Your task: Using the listing below, copy every line that mentions "doesn".

(Records contained in a dataset)

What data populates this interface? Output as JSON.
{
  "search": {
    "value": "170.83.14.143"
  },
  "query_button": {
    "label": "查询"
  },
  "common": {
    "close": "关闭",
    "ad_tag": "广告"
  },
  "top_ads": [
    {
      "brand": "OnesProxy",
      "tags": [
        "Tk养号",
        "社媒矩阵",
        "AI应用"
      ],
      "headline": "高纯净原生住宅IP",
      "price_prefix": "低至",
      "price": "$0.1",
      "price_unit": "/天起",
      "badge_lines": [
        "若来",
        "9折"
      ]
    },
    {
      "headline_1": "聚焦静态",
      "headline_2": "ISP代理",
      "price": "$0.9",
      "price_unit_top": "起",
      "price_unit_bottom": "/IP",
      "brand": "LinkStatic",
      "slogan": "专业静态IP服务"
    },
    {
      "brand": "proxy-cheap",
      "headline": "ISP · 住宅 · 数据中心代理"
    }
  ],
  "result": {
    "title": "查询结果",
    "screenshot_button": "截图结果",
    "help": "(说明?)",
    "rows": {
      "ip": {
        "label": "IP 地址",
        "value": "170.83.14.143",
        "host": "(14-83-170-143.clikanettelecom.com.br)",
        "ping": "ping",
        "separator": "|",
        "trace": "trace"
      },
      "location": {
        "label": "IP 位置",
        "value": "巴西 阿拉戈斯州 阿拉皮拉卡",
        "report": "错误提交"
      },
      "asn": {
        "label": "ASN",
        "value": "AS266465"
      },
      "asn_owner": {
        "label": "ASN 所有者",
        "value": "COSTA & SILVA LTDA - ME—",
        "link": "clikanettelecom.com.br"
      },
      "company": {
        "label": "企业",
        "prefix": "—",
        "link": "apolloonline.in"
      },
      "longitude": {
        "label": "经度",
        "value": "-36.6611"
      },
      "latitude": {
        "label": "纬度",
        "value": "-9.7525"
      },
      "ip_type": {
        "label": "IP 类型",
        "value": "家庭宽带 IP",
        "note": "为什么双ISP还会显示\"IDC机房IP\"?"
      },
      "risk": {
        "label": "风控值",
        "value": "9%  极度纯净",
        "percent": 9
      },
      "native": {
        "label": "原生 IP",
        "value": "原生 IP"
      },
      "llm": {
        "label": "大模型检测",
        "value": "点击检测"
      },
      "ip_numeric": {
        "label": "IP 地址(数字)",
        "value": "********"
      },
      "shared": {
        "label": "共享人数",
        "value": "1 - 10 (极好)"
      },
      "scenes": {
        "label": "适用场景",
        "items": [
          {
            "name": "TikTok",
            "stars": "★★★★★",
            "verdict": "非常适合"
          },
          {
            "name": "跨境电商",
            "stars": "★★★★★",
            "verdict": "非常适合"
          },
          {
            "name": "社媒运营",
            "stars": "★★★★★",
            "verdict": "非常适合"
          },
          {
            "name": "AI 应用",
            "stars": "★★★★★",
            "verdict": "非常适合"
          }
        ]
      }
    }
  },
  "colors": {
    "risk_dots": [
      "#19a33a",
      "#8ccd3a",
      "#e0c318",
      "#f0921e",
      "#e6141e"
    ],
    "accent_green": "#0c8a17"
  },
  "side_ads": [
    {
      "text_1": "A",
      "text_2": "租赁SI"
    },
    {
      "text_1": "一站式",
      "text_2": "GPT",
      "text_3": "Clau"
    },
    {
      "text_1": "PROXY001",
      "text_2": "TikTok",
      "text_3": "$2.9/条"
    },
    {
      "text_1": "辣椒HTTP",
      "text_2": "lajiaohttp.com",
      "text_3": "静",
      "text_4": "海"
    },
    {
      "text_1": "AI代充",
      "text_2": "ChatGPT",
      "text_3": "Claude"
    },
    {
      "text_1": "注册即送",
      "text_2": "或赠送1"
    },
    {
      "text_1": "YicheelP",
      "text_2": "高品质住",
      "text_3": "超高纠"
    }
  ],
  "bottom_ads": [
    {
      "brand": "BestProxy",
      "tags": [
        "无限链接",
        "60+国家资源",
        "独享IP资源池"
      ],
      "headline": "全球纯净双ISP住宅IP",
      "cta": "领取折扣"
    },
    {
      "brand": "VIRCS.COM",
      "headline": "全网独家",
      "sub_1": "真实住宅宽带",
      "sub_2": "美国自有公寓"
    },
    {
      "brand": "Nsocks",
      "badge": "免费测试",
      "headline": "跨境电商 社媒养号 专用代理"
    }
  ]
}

* * *

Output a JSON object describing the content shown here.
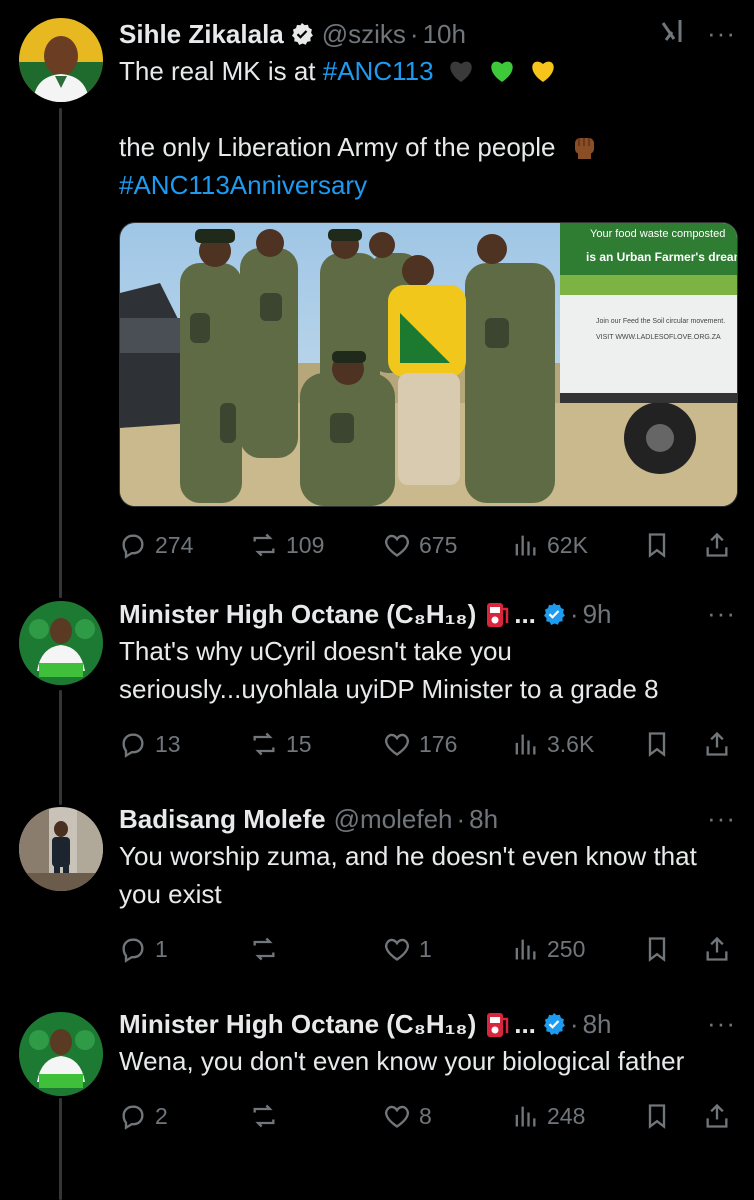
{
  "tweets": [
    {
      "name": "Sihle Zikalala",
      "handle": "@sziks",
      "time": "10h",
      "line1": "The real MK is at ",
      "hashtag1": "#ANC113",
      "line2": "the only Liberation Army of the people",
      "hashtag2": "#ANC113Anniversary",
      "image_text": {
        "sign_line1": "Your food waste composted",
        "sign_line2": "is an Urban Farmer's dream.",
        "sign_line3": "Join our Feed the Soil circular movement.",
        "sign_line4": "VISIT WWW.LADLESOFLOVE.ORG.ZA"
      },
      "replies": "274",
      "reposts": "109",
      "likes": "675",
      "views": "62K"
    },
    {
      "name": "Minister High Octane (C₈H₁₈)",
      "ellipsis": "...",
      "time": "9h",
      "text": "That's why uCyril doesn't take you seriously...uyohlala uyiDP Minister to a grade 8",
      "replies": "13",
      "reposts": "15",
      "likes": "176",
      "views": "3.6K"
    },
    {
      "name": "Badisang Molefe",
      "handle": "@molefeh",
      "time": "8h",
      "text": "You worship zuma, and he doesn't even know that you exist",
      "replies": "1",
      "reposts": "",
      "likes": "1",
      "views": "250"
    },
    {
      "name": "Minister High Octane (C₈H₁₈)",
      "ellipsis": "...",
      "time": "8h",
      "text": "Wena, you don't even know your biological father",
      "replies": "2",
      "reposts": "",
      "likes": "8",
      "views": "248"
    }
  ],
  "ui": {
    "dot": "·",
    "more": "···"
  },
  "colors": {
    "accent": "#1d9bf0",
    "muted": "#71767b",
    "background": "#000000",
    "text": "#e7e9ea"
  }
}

Task response:
      "text": "That's why uCyril doesn't take you seriously...uyohlala uyiDP Minister to a grade 8",
      "text": "You worship zuma, and he doesn't even know that you exist",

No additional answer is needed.